Problem requirements.
Substitute "period-button" for every "interval-button" in the lines from the one containing "204, 617, 216]" through the one containing "446, 460, 458]", and give back only those lines, otherwise unchanged.

Input.
◆ ◆ ◆ ◆ ◆ ◆ ◆
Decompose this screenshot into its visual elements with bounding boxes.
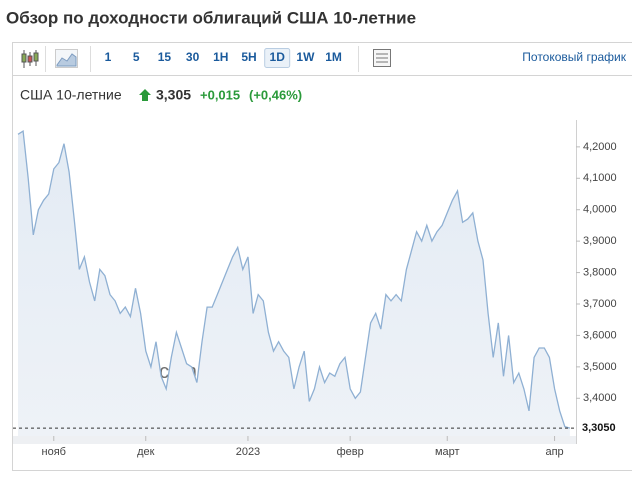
y-tick-label: 4,0000	[583, 204, 617, 216]
area-icon[interactable]	[56, 50, 78, 68]
x-tick-label: 2023	[236, 446, 260, 458]
instrument-name: США 10-летние	[20, 87, 122, 103]
interval-button[interactable]: 5H	[241, 50, 256, 64]
interval-button[interactable]: 1H	[213, 50, 228, 64]
x-axis-strip	[13, 436, 576, 444]
y-tick-label: 3,7000	[583, 298, 617, 310]
area-fill	[18, 131, 570, 436]
y-tick-label: 3,5000	[583, 361, 617, 373]
last-value-label: 3,3050	[582, 422, 616, 434]
x-tick-label: февр	[337, 446, 364, 458]
y-tick-label: 4,1000	[583, 172, 617, 184]
interval-button[interactable]: 1D	[270, 50, 286, 64]
x-tick-label: дек	[137, 446, 155, 458]
y-tick-label: 3,6000	[583, 329, 617, 341]
interval-button[interactable]: 15	[158, 50, 172, 64]
candle-icon[interactable]	[22, 50, 38, 68]
change-percent: (+0,46%)	[249, 87, 302, 102]
y-tick-label: 3,9000	[583, 235, 617, 247]
interval-button[interactable]: 5	[133, 50, 140, 64]
y-tick-label: 3,8000	[583, 266, 617, 278]
interval-button[interactable]: 30	[186, 50, 200, 64]
title: Обзор по доходности облигаций США 10-лет…	[6, 8, 416, 27]
streaming-link[interactable]: Потоковый график	[522, 50, 626, 64]
price: 3,305	[156, 87, 191, 103]
y-tick-label: 3,4000	[583, 392, 617, 404]
x-tick-label: март	[435, 446, 460, 458]
y-tick-label: 4,2000	[583, 141, 617, 153]
interval-button[interactable]: 1	[105, 50, 112, 64]
change: +0,015	[200, 87, 240, 102]
interval-button[interactable]: 1W	[296, 50, 315, 64]
interval-button[interactable]: 1M	[325, 50, 342, 64]
up-arrow	[139, 89, 151, 101]
x-tick-label: нояб	[42, 446, 66, 458]
table-icon[interactable]	[374, 50, 391, 67]
x-tick-label: апр	[545, 446, 563, 458]
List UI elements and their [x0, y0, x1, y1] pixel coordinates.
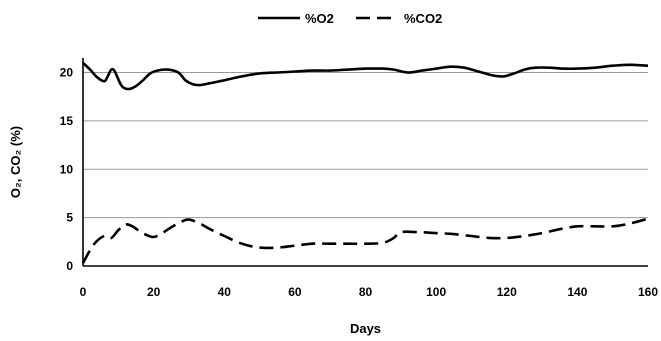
legend: %O2 %CO2: [258, 11, 442, 26]
co2-series-line: [81, 217, 649, 264]
x-tick-label: 0: [80, 285, 87, 299]
legend-o2-label: %O2: [305, 11, 334, 26]
x-tick-label: 60: [288, 285, 302, 299]
legend-co2-label: %CO2: [404, 11, 442, 26]
axes: [82, 58, 648, 267]
x-tick-label: 20: [147, 285, 161, 299]
x-tick-label: 140: [567, 285, 587, 299]
tick-labels: 0 5 10 15 20 0 20 40 60 80 100 120 140 160: [60, 66, 659, 299]
x-tick-label: 160: [638, 285, 658, 299]
o2-series-line: [82, 61, 649, 91]
x-tick-label: 100: [426, 285, 446, 299]
x-tick-label: 120: [497, 285, 517, 299]
y-tick-label: 20: [60, 66, 74, 80]
y-tick-label: 5: [66, 211, 73, 225]
y-tick-label: 15: [60, 114, 74, 128]
y-tick-label: 0: [66, 259, 73, 273]
x-axis-label: Days: [350, 321, 381, 336]
y-axis-label: O₂, CO₂ (%): [8, 126, 23, 198]
series-lines: [81, 61, 649, 264]
x-tick-label: 80: [359, 285, 373, 299]
y-tick-label: 10: [60, 162, 74, 176]
grid-lines: [83, 72, 648, 219]
x-tick-label: 40: [218, 285, 232, 299]
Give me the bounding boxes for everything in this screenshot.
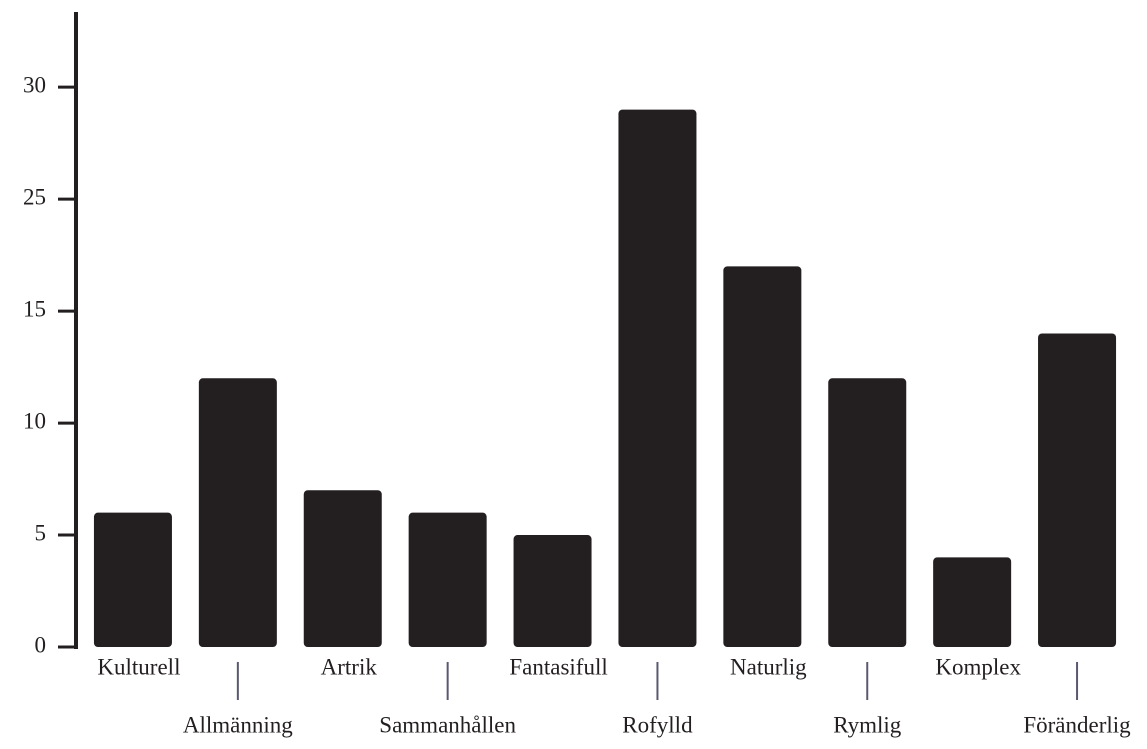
x-tick-label: Allmänning [183, 712, 293, 737]
y-tick-label: 30 [23, 72, 46, 97]
y-tick-label: 0 [35, 632, 47, 657]
bar [408, 512, 487, 647]
x-tick-label: Naturlig [730, 654, 807, 679]
bar [513, 535, 592, 647]
x-tick-label: Sammanhållen [379, 712, 516, 737]
x-tick-label: Rymlig [833, 712, 902, 737]
bar [618, 109, 697, 648]
x-tick-label: Kulturell [97, 654, 180, 679]
y-tick-label: 5 [35, 520, 47, 545]
bar [933, 557, 1012, 647]
bar [723, 266, 802, 647]
y-tick-label: 15 [23, 296, 46, 321]
y-tick-label: 10 [23, 408, 46, 433]
x-tick-label: Rofylld [622, 712, 693, 737]
x-tick-label: Föränderlig [1023, 712, 1131, 737]
y-tick-label: 25 [23, 184, 46, 209]
x-tick-label: Artrik [321, 654, 378, 679]
bar [303, 490, 382, 647]
bar [93, 512, 172, 647]
bar [1038, 333, 1117, 647]
x-tick-label: Fantasifull [509, 654, 607, 679]
bar [198, 378, 277, 647]
bar [828, 378, 907, 647]
x-tick-label: Komplex [935, 654, 1021, 679]
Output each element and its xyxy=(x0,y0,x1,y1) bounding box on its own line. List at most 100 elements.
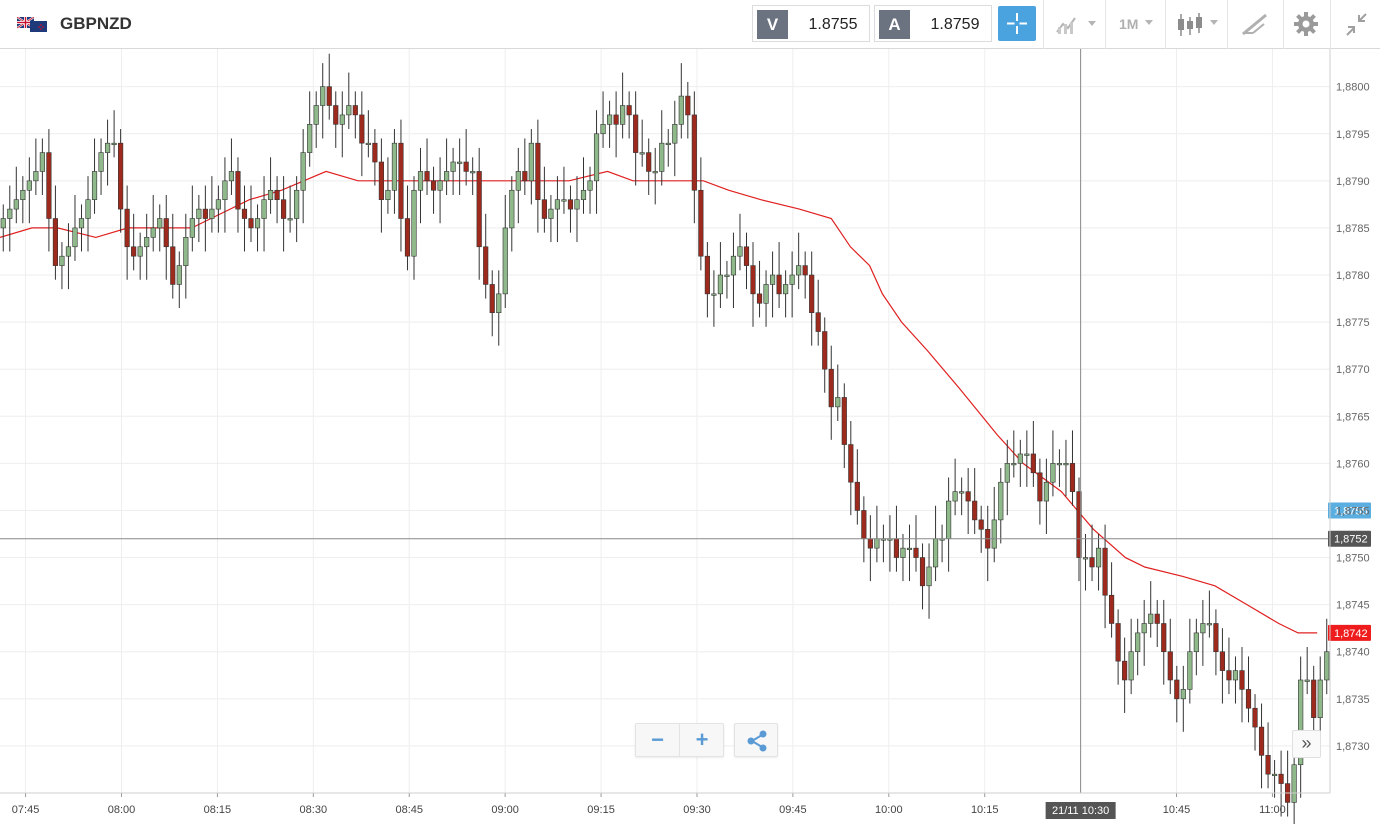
candle xyxy=(541,166,547,233)
candle-body-up xyxy=(900,547,906,558)
collapse-arrows-icon xyxy=(1346,13,1367,36)
candle xyxy=(528,129,534,205)
chart-toolbar: GBPNZD V 1.8755 A 1.8759 xyxy=(0,0,1380,49)
candlestick-icon xyxy=(1178,13,1218,36)
candle xyxy=(294,176,300,243)
candle-body-up xyxy=(926,566,932,587)
candle xyxy=(13,166,19,224)
sell-price[interactable]: 1.8755 xyxy=(808,16,858,33)
candle-body-down xyxy=(1076,491,1082,558)
candle xyxy=(333,91,339,148)
candle-body-up xyxy=(874,538,880,549)
candle xyxy=(939,524,945,563)
candle-body-down xyxy=(1174,679,1180,700)
candle-body-down xyxy=(124,208,130,248)
candle xyxy=(965,468,971,535)
candle-body-up xyxy=(450,161,456,172)
timeframe-dropdown[interactable]: 1M xyxy=(1105,0,1165,49)
candle xyxy=(450,147,456,195)
candle xyxy=(685,81,691,139)
candle-body-up xyxy=(724,274,730,277)
buy-price[interactable]: 1.8759 xyxy=(930,16,980,33)
candle xyxy=(470,157,476,195)
sell-label[interactable]: V xyxy=(757,10,788,39)
price-tag-label: 1,8755 xyxy=(1334,505,1368,517)
candle xyxy=(822,317,828,393)
candle xyxy=(1285,750,1291,817)
candle xyxy=(352,91,358,139)
candle xyxy=(1004,439,1010,516)
candle-body-up xyxy=(665,142,671,145)
candle-body-down xyxy=(170,246,176,285)
candle-body-down xyxy=(867,538,873,549)
axes-layer: 1,8730 1,8735 1,8740 1,8745 1,8750 1,8755 1,87… xyxy=(0,49,1370,816)
candle-body-up xyxy=(417,171,424,191)
candle xyxy=(274,176,280,224)
candle xyxy=(254,204,261,252)
candle xyxy=(620,72,626,139)
candle xyxy=(248,185,254,243)
sell-price-box[interactable]: V 1.8755 xyxy=(752,5,870,42)
candle-body-down xyxy=(1226,670,1232,681)
x-tick-label: 08:15 xyxy=(204,804,232,816)
candle xyxy=(613,91,619,158)
candle-body-down xyxy=(972,500,978,521)
zoom-out-button[interactable]: − xyxy=(636,724,680,756)
candle-body-up xyxy=(91,171,98,200)
candle xyxy=(137,232,143,280)
candle xyxy=(157,204,163,252)
candle xyxy=(1043,458,1049,535)
candle xyxy=(900,534,906,582)
candle xyxy=(783,270,789,318)
collapse-button[interactable] xyxy=(1330,0,1380,49)
candle xyxy=(1109,562,1115,638)
candle-body-down xyxy=(1161,623,1167,653)
candle-body-down xyxy=(378,161,384,200)
candle-body-down xyxy=(822,331,828,370)
candle xyxy=(854,449,860,525)
buy-price-box[interactable]: A 1.8759 xyxy=(874,5,992,42)
candle-body-down xyxy=(704,255,710,295)
scroll-right-button[interactable]: » xyxy=(1292,730,1321,758)
candle-body-up xyxy=(307,124,313,153)
crosshair-button[interactable] xyxy=(998,6,1036,41)
candle-body-down xyxy=(1278,773,1284,784)
candle xyxy=(567,185,574,233)
drawing-tools-button[interactable] xyxy=(1227,0,1283,49)
candle-body-down xyxy=(424,171,430,182)
zoom-in-button[interactable]: + xyxy=(695,727,709,752)
candle-body-up xyxy=(502,227,508,295)
candle xyxy=(1128,618,1134,695)
candle-body-up xyxy=(672,124,678,144)
candle-body-up xyxy=(561,199,567,202)
price-tag-label: 1,8752 xyxy=(1334,534,1368,546)
candle xyxy=(124,185,130,280)
candle-body-up xyxy=(437,180,443,191)
candle xyxy=(228,138,235,195)
candle-body-up xyxy=(783,284,789,295)
chart-type-dropdown[interactable] xyxy=(1043,0,1105,49)
candle xyxy=(978,505,984,553)
candle-body-up xyxy=(763,284,769,304)
share-button[interactable] xyxy=(734,723,778,757)
x-tick-label: 10:15 xyxy=(971,804,999,816)
y-tick-label: 1,8770 xyxy=(1336,364,1370,376)
timeframe-label: 1M xyxy=(1119,16,1139,32)
y-tick-label: 1,8740 xyxy=(1336,647,1370,659)
candle-body-down xyxy=(359,114,365,144)
y-tick-label: 1,8750 xyxy=(1336,553,1370,565)
x-tick-label: 09:30 xyxy=(683,804,711,816)
candle-style-dropdown[interactable] xyxy=(1165,0,1227,49)
buy-label[interactable]: A xyxy=(879,10,910,39)
candle xyxy=(1265,722,1271,789)
candle xyxy=(476,147,482,280)
candle-body-down xyxy=(1265,755,1271,775)
candle xyxy=(39,138,45,195)
candle-body-up xyxy=(300,152,306,191)
line-chart-icon xyxy=(1056,17,1096,34)
settings-button[interactable] xyxy=(1283,0,1330,49)
candle xyxy=(98,138,104,195)
candle xyxy=(196,194,202,243)
candle xyxy=(52,185,58,280)
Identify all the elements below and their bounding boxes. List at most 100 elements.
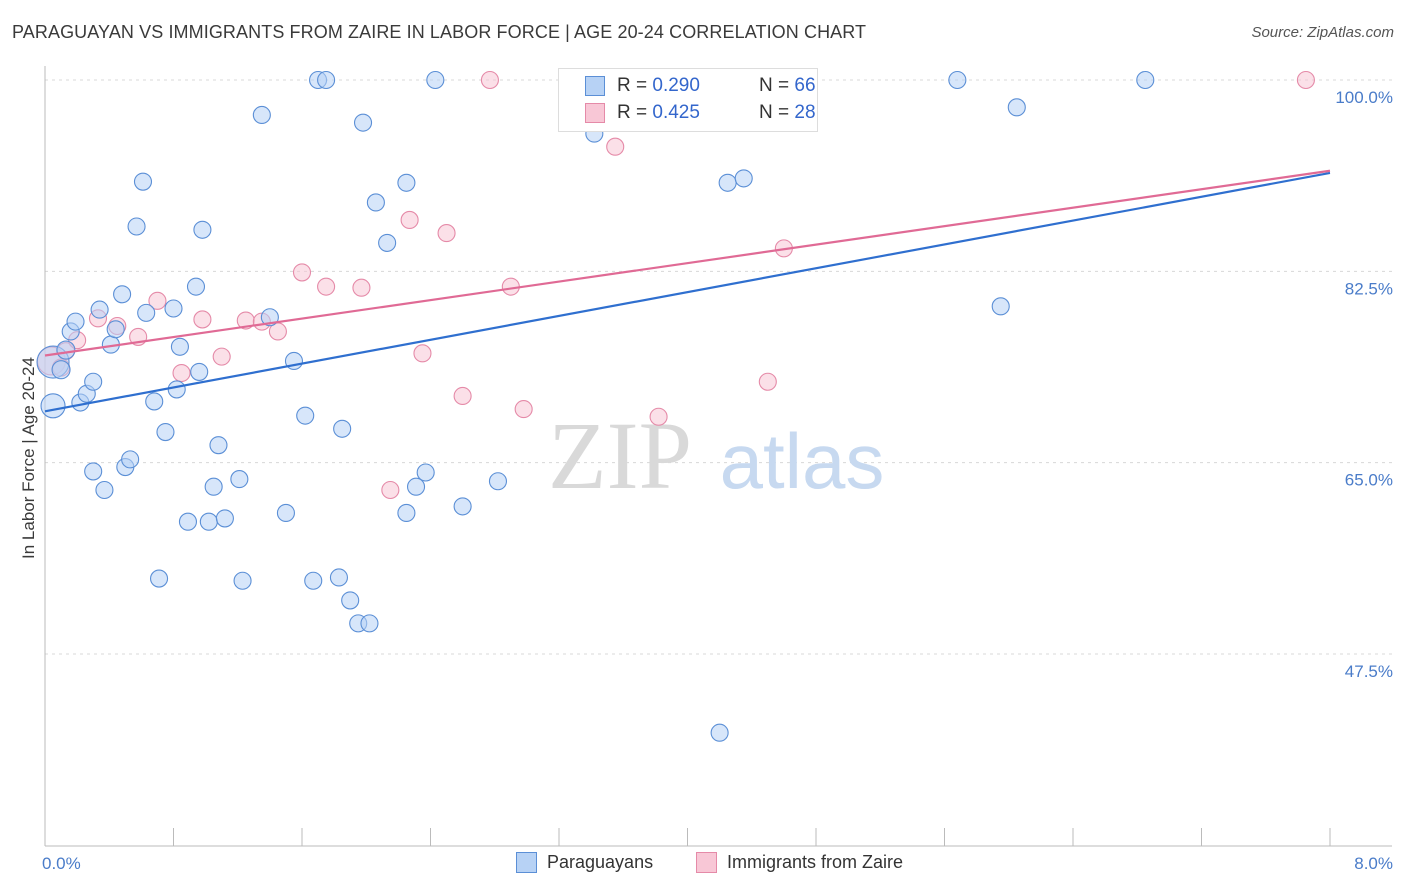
paraguayans-point-64 — [991, 297, 1010, 316]
paraguayans-point-35 — [233, 571, 252, 590]
legend-r-value-zaire: 0.425 — [652, 102, 700, 123]
paraguayans-point-28 — [190, 362, 209, 381]
paraguayans-point-41 — [304, 571, 323, 590]
paraguayans-point-36 — [252, 105, 271, 125]
zaire-point-18 — [400, 210, 419, 229]
paraguayans-point-17 — [127, 217, 146, 236]
bottom-legend-paraguayans[interactable]: Paraguayans — [516, 852, 653, 873]
zaire-point-7 — [148, 291, 167, 310]
zaire-point-15 — [317, 277, 336, 296]
watermark-zip: ZIP — [548, 402, 692, 509]
y-tick-label-3: 47.5% — [1345, 662, 1393, 681]
tick-labels: 100.0% 82.5% 65.0% 47.5% 0.0% 8.0% — [42, 88, 1393, 873]
paraguayans-point-63 — [948, 70, 967, 90]
chart-title: PARAGUAYAN VS IMMIGRANTS FROM ZAIRE IN L… — [12, 22, 867, 42]
bottom-legend-label-paraguayans: Paraguayans — [547, 852, 654, 872]
paraguayans-point-30 — [199, 512, 218, 531]
watermark: ZIP atlas — [548, 402, 884, 509]
paraguayans-point-43 — [317, 70, 336, 90]
trend-line-paraguayans — [44, 171, 1331, 413]
zaire-point-21 — [453, 386, 472, 406]
paraguayans-point-66 — [1136, 70, 1155, 90]
y-tick-label-1: 82.5% — [1345, 279, 1393, 298]
paraguayans-point-40 — [296, 406, 315, 425]
paraguayans-point-32 — [209, 436, 228, 455]
paraguayans-point-62 — [734, 169, 753, 188]
paraguayans-point-34 — [230, 470, 249, 489]
paraguayans-point-65 — [1007, 98, 1026, 117]
paraguayans-point-13 — [106, 320, 125, 339]
paraguayans-point-18 — [133, 172, 153, 191]
paraguayans-point-2 — [51, 360, 71, 380]
paraguayans-point-33 — [215, 509, 234, 528]
zaire-point-25 — [606, 137, 625, 156]
paraguayans-point-46 — [341, 591, 360, 610]
source-note: Source: ZipAtlas.com — [1251, 24, 1394, 41]
paraguayans-point-23 — [164, 299, 183, 318]
zaire-point-10 — [212, 347, 231, 366]
zaire-point-17 — [381, 480, 400, 500]
bottom-legend-swatch-paraguayans — [516, 852, 537, 873]
legend: R = 0.290 N = 66 R = 0.425 N = 28 — [558, 68, 818, 132]
paraguayans-point-3 — [56, 340, 76, 360]
paraguayans-point-14 — [113, 285, 132, 304]
zaire-point-27 — [758, 372, 777, 391]
zaire-point-16 — [352, 278, 371, 297]
paraguayans-point-55 — [416, 463, 435, 482]
paraguayans-point-8 — [84, 372, 103, 391]
legend-r-value-paraguayans: 0.290 — [652, 75, 700, 96]
zaire-point-8 — [172, 363, 191, 383]
x-tick-label-1: 8.0% — [1354, 854, 1393, 873]
paraguayans-point-10 — [90, 300, 109, 319]
bottom-legend-swatch-zaire — [696, 852, 717, 873]
paraguayans-point-45 — [333, 419, 352, 438]
paraguayans-point-60 — [710, 723, 729, 742]
trend-line-zaire — [44, 169, 1331, 357]
legend-swatch-zaire — [585, 103, 605, 123]
bottom-legend-zaire[interactable]: Immigrants from Zaire — [696, 852, 903, 873]
watermark-atlas: atlas — [720, 417, 885, 505]
gridlines — [45, 79, 1392, 655]
paraguayans-point-11 — [95, 480, 114, 500]
paraguayans-point-54 — [406, 477, 426, 496]
legend-swatch-paraguayans — [585, 76, 605, 96]
paraguayans-point-48 — [353, 113, 373, 132]
legend-n-value-zaire: 28 — [794, 102, 816, 123]
paraguayans-point-22 — [156, 423, 175, 442]
zaire-point-29 — [1296, 70, 1315, 90]
axes — [44, 66, 1392, 847]
paraguayans-point-56 — [426, 70, 445, 90]
bottom-legend-label-zaire: Immigrants from Zaire — [727, 852, 904, 872]
y-axis-label: In Labor Force | Age 20-24 — [19, 357, 38, 559]
series-paraguayans-points — [36, 70, 1155, 742]
paraguayans-point-20 — [145, 392, 164, 411]
paraguayans-point-25 — [170, 337, 189, 356]
paraguayans-point-53 — [397, 503, 416, 523]
paraguayans-point-50 — [366, 193, 385, 212]
zaire-point-24 — [514, 400, 533, 419]
x-tick-label-0: 0.0% — [42, 854, 81, 873]
paraguayans-point-26 — [178, 512, 198, 531]
y-tick-label-2: 65.0% — [1345, 471, 1393, 490]
zaire-point-19 — [413, 344, 432, 363]
paraguayans-point-5 — [66, 312, 85, 331]
zaire-point-22 — [480, 70, 499, 90]
paraguayans-point-21 — [149, 569, 169, 588]
zaire-point-14 — [292, 263, 312, 282]
paraguayans-point-31 — [204, 477, 223, 496]
y-tick-label-0: 100.0% — [1335, 88, 1393, 107]
paraguayans-point-24 — [167, 380, 186, 399]
paraguayans-point-61 — [718, 173, 737, 192]
bottom-legend: Paraguayans Immigrants from Zaire — [0, 852, 1406, 878]
paraguayans-point-57 — [453, 497, 472, 516]
legend-n-label: N = — [759, 75, 795, 96]
zaire-point-20 — [437, 224, 456, 243]
paraguayans-point-52 — [397, 173, 416, 192]
paraguayans-point-19 — [137, 303, 156, 322]
legend-r-label: R = — [617, 75, 653, 96]
trend-lines — [44, 169, 1331, 413]
paraguayans-point-51 — [378, 233, 397, 252]
paraguayans-point-38 — [276, 503, 295, 523]
legend-n-value-paraguayans: 66 — [794, 75, 816, 96]
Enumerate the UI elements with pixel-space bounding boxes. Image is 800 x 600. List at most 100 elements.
◆ ◆ ◆ ◆ ◆ ◆ ◆
Full solution.
y-tick-label: 4,0000	[583, 204, 617, 216]
area-icon[interactable]	[56, 50, 78, 68]
x-tick-label: 2023	[236, 446, 260, 458]
instrument-name: США 10-летние	[20, 87, 122, 103]
period-button[interactable]: 5H	[241, 50, 256, 64]
period-button[interactable]: 1H	[213, 50, 228, 64]
x-axis-strip	[13, 436, 576, 444]
y-tick-label: 3,7000	[583, 298, 617, 310]
area-fill	[18, 131, 570, 436]
y-tick-label: 3,5000	[583, 361, 617, 373]
last-value-label: 3,3050	[582, 422, 616, 434]
x-tick-label: февр	[337, 446, 364, 458]
y-tick-label: 4,1000	[583, 172, 617, 184]
period-button[interactable]: 1D	[270, 50, 286, 64]
x-tick-label: дек	[137, 446, 155, 458]
y-tick-label: 3,6000	[583, 329, 617, 341]
period-button[interactable]: 15	[158, 50, 172, 64]
candle-icon[interactable]	[22, 50, 38, 68]
change-percent: (+0,46%)	[249, 87, 302, 102]
y-tick-label: 3,9000	[583, 235, 617, 247]
period-button[interactable]: 5	[133, 50, 140, 64]
y-tick-label: 3,8000	[583, 266, 617, 278]
period-button[interactable]: 30	[186, 50, 200, 64]
title: Обзор по доходности облигаций США 10-лет…	[6, 8, 416, 27]
streaming-link[interactable]: Потоковый график	[522, 50, 626, 64]
price: 3,305	[156, 87, 191, 103]
y-tick-label: 3,4000	[583, 392, 617, 404]
x-tick-label: март	[435, 446, 460, 458]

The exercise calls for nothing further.